### Given exercise
Search the listing below for the string "para" and show each line that contains it.

### Supplied material

-------------------------

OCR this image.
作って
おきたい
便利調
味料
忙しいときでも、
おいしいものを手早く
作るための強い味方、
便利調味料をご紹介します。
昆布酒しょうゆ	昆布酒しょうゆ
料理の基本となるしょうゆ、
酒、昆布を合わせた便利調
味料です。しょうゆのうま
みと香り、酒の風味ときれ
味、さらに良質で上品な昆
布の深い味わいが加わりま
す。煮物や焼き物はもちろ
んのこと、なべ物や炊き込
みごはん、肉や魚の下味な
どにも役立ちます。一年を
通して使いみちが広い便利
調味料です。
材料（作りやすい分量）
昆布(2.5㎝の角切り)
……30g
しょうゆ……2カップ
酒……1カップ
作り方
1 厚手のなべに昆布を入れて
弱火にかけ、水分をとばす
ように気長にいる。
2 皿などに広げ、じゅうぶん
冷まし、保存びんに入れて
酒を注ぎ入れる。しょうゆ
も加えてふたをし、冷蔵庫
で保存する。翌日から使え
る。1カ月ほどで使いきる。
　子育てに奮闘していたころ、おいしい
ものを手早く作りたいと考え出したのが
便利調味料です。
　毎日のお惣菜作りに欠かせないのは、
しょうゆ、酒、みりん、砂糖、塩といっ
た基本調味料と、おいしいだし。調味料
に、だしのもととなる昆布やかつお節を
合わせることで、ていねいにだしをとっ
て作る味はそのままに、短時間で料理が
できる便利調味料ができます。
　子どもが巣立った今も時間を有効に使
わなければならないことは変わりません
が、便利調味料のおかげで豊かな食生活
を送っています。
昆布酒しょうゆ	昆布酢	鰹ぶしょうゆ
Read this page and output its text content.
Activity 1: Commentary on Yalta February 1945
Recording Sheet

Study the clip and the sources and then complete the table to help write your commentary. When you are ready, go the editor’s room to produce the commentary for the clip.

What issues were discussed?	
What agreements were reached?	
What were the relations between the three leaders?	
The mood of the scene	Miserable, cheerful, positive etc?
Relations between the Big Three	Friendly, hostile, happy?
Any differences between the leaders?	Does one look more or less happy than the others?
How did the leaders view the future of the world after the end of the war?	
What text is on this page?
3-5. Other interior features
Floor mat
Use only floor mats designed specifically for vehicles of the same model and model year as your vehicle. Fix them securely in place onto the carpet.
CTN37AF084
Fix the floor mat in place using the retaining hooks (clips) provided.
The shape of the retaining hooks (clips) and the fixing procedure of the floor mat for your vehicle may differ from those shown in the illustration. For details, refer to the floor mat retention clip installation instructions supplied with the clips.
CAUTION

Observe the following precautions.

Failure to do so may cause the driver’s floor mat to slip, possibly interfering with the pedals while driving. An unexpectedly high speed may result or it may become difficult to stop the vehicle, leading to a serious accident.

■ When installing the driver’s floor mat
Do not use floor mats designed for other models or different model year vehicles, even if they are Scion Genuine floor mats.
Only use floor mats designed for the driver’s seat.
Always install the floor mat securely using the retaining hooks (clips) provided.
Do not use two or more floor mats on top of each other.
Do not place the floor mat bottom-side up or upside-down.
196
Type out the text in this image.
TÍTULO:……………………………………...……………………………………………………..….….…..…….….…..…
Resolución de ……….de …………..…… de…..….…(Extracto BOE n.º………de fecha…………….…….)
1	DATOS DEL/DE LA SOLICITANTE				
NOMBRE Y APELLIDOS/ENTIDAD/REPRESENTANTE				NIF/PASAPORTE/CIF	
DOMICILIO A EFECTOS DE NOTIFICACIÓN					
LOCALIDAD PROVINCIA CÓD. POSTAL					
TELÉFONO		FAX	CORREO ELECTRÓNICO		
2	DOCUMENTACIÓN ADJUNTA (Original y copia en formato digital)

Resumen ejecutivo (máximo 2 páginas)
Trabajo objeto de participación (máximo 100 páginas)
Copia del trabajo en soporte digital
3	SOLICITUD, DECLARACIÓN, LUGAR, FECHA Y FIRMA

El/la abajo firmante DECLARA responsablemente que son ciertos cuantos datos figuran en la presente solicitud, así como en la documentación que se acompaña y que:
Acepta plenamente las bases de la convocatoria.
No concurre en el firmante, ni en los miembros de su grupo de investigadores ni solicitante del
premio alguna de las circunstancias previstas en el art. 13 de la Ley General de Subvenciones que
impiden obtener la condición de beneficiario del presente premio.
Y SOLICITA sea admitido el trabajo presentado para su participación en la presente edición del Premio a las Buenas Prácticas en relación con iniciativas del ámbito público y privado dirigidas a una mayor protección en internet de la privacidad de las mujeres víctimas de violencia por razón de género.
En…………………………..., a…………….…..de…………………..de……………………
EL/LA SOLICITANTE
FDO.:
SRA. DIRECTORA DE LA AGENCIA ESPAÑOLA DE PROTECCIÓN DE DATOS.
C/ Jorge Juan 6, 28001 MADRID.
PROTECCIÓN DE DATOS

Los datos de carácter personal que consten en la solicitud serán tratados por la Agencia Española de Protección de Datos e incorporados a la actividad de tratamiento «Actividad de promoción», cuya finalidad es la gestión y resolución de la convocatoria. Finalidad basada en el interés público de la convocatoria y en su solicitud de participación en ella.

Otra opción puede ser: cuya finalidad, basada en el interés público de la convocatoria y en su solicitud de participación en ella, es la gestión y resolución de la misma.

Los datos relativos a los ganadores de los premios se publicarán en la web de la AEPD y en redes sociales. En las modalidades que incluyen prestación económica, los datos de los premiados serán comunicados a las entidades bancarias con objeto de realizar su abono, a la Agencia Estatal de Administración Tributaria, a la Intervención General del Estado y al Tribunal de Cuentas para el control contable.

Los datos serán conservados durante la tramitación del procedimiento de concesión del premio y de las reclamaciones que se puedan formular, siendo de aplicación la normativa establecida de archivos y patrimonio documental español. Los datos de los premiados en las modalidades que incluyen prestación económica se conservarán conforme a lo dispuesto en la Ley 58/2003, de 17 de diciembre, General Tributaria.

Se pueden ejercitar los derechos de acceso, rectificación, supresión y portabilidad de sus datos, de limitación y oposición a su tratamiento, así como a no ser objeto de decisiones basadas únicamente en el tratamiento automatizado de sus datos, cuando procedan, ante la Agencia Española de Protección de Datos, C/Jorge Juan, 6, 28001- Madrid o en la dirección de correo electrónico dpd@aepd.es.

-------------------------

### Full response
Y SOLICITA sea admitido el trabajo presentado para su participación en la presente edición del Premio a las Buenas Prácticas en relación con iniciativas del ámbito público y privado dirigidas a una mayor protección en internet de la privacidad de las mujeres víctimas de violencia por razón de género.
Los datos relativos a los ganadores de los premios se publicarán en la web de la AEPD y en redes sociales. En las modalidades que incluyen prestación económica, los datos de los premiados serán comunicados a las entidades bancarias con objeto de realizar su abono, a la Agencia Estatal de Administración Tributaria, a la Intervención General del Estado y al Tribunal de Cuentas para el control contable.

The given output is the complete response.